§ EXERCISE GOAL
Write out the listing below from the line containing "OCR this image." to its last line, unaltered, ends included.

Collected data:
%%
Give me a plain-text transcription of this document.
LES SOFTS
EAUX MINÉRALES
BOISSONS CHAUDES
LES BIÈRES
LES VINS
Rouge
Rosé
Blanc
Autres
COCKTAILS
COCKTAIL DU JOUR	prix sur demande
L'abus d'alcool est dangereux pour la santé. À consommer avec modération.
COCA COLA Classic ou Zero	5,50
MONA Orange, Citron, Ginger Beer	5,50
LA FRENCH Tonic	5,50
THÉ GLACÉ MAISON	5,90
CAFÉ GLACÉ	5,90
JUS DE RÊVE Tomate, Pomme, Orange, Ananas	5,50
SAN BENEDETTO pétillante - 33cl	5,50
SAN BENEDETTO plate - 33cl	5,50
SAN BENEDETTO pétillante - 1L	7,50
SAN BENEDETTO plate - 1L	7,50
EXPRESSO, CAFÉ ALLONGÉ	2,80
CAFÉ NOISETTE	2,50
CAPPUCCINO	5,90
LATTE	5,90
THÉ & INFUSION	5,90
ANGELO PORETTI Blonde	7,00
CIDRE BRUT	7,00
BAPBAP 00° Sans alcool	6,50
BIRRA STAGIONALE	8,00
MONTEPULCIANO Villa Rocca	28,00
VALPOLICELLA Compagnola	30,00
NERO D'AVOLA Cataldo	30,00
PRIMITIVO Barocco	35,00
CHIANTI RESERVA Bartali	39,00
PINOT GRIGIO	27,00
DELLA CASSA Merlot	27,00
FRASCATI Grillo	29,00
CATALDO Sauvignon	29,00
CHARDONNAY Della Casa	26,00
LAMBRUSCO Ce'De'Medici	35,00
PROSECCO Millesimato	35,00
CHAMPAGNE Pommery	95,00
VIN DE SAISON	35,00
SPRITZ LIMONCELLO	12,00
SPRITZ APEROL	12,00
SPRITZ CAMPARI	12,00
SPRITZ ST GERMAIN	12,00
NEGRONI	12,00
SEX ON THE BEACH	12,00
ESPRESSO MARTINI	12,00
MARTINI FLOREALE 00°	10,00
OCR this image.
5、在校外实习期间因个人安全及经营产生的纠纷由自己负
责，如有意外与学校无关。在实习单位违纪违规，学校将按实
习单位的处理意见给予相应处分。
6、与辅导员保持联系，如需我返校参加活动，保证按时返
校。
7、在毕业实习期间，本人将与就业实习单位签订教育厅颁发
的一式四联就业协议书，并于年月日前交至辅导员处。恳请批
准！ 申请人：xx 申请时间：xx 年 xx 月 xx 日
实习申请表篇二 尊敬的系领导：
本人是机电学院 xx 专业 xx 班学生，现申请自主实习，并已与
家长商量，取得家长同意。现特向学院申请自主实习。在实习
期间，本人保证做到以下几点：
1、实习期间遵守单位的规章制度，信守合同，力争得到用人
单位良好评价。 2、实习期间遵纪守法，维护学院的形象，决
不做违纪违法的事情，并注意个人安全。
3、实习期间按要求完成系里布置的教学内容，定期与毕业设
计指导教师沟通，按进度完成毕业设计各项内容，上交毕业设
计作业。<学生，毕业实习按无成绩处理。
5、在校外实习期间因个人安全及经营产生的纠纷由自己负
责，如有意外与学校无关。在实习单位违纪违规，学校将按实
%%
§ FINISHED EXERCISE
OCR this image.
5、在校外实习期间因个人安全及经营产生的纠纷由自己负
责，如有意外与学校无关。在实习单位违纪违规，学校将按实
习单位的处理意见给予相应处分。
6、与辅导员保持联系，如需我返校参加活动，保证按时返
校。
7、在毕业实习期间，本人将与就业实习单位签订教育厅颁发
的一式四联就业协议书，并于年月日前交至辅导员处。恳请批
准！ 申请人：xx 申请时间：xx 年 xx 月 xx 日
实习申请表篇二 尊敬的系领导：
本人是机电学院 xx 专业 xx 班学生，现申请自主实习，并已与
家长商量，取得家长同意。现特向学院申请自主实习。在实习
期间，本人保证做到以下几点：
1、实习期间遵守单位的规章制度，信守合同，力争得到用人
单位良好评价。 2、实习期间遵纪守法，维护学院的形象，决
不做违纪违法的事情，并注意个人安全。
3、实习期间按要求完成系里布置的教学内容，定期与毕业设
计指导教师沟通，按进度完成毕业设计各项内容，上交毕业设
计作业。<学生，毕业实习按无成绩处理。
5、在校外实习期间因个人安全及经营产生的纠纷由自己负
责，如有意外与学校无关。在实习单位违纪违规，学校将按实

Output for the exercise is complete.